GIVEN INSTRUCTION — Return a copy of every line in the records that includes the word "label".
::: WORKING DATA :::
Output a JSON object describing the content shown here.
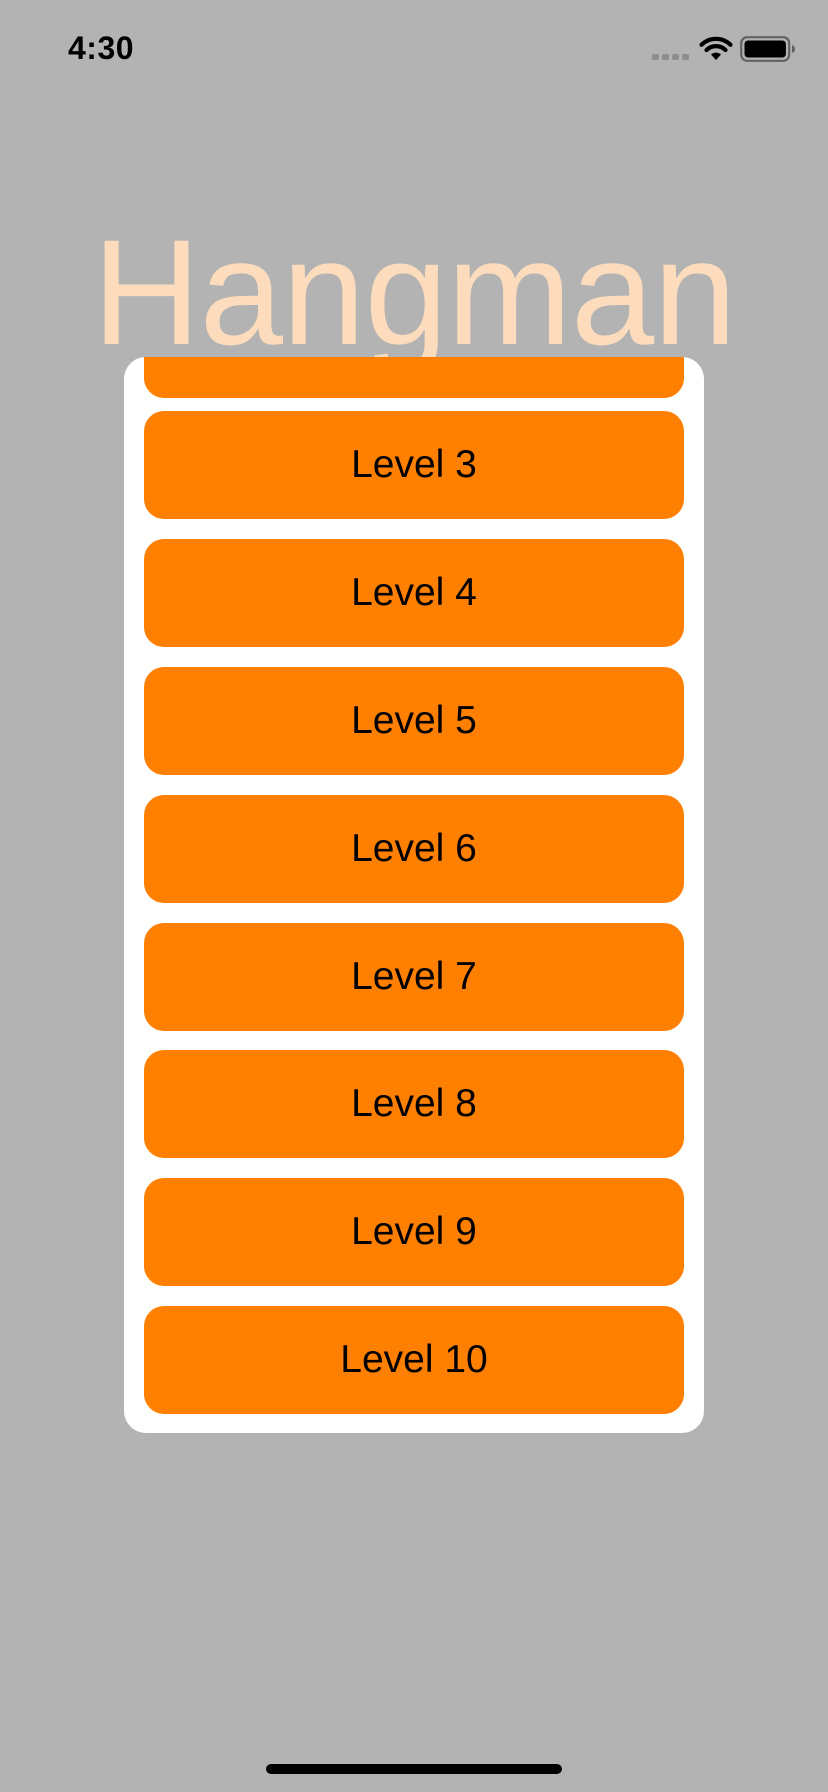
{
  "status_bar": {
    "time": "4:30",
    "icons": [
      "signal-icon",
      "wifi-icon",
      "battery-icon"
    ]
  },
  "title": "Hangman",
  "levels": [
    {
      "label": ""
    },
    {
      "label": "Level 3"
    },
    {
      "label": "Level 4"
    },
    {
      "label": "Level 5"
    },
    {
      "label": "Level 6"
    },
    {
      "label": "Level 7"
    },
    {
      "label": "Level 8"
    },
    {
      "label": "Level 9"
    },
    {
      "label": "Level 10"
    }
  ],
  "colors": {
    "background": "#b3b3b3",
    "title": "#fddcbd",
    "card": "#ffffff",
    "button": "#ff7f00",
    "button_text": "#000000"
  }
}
:::
WORKED SOLUTION —
      "label": ""
      "label": "Level 3"
      "label": "Level 4"
      "label": "Level 5"
      "label": "Level 6"
      "label": "Level 7"
      "label": "Level 8"
      "label": "Level 9"
      "label": "Level 10"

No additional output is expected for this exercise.